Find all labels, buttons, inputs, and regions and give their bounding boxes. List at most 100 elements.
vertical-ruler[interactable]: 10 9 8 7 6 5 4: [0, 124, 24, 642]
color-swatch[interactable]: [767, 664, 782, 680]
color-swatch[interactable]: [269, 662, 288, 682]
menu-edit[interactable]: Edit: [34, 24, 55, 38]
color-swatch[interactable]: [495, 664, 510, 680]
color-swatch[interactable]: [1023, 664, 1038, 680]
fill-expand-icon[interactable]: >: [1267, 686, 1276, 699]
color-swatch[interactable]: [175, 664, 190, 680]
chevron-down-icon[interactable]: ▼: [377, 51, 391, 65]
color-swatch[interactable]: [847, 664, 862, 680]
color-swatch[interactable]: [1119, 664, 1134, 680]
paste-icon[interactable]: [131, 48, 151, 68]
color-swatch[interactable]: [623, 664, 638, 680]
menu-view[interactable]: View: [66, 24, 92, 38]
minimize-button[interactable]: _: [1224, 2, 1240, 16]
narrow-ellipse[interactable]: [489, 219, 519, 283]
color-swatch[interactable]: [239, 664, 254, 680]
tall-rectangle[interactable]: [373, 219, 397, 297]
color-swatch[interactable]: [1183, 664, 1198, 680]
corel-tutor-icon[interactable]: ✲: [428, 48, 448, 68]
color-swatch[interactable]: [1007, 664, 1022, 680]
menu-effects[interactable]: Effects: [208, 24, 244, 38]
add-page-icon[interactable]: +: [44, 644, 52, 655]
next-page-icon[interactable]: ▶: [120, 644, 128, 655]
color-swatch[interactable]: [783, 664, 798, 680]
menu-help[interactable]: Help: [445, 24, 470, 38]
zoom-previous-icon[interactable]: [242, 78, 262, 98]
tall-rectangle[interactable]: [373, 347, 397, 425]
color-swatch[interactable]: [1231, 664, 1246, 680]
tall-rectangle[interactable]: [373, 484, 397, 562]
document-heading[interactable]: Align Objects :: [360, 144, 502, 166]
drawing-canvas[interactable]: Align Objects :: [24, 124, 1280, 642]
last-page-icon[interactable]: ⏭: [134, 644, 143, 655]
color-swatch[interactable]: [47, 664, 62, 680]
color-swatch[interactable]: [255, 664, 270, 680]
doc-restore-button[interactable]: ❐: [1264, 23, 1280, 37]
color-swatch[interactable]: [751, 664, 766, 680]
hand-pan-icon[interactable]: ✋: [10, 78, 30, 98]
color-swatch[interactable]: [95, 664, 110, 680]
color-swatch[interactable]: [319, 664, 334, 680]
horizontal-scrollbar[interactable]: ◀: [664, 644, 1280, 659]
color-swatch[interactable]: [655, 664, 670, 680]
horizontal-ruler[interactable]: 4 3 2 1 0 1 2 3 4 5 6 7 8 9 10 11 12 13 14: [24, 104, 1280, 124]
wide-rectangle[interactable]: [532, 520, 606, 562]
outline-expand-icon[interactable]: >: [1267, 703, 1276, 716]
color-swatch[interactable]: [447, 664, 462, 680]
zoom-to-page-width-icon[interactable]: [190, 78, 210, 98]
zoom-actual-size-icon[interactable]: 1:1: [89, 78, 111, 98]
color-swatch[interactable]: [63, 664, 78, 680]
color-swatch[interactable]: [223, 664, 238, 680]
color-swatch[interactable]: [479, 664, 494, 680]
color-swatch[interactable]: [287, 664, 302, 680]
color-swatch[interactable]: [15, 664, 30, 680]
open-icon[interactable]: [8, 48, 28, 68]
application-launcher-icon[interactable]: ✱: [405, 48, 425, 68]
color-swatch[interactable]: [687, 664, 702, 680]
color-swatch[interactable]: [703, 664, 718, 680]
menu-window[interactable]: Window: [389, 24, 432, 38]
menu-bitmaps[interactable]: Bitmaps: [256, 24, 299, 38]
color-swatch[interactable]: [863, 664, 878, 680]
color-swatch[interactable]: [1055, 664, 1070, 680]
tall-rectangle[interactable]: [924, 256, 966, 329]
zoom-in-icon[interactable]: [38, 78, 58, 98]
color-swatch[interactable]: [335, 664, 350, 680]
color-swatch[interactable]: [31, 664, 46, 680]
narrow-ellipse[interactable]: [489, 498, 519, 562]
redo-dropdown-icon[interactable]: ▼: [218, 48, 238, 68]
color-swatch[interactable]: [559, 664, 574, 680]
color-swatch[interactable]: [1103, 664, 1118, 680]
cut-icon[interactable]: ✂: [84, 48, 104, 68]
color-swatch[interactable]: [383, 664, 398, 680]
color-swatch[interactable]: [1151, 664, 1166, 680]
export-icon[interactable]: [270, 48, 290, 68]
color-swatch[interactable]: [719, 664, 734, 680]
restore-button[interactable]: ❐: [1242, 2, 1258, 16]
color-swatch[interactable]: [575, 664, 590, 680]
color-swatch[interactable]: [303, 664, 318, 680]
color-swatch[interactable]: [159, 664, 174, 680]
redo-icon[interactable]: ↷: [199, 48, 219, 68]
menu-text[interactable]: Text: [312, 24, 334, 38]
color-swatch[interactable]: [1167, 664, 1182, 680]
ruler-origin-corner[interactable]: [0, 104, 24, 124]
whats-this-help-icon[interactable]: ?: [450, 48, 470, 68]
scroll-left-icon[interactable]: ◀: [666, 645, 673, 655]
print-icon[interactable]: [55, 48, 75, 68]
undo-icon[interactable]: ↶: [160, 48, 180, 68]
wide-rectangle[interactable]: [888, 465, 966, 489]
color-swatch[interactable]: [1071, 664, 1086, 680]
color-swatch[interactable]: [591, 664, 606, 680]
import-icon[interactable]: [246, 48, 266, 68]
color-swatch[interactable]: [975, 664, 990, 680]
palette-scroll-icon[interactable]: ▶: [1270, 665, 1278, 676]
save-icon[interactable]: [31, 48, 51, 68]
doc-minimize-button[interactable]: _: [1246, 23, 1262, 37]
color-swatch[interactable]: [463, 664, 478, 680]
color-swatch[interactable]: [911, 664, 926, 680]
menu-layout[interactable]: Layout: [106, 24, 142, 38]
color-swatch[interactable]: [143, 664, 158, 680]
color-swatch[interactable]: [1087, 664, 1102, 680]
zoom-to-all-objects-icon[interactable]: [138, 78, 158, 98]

# # # #

Reproduce the entries above without any change, beginning with the first line and stopping after the line that contains "color-swatch[interactable]: [269, 662, 288, 682]".

■ Task output ■
Find all labels, buttons, inputs, and regions and give their bounding boxes. List at most 100 elements.
vertical-ruler[interactable]: 10 9 8 7 6 5 4: [0, 124, 24, 642]
color-swatch[interactable]: [767, 664, 782, 680]
color-swatch[interactable]: [269, 662, 288, 682]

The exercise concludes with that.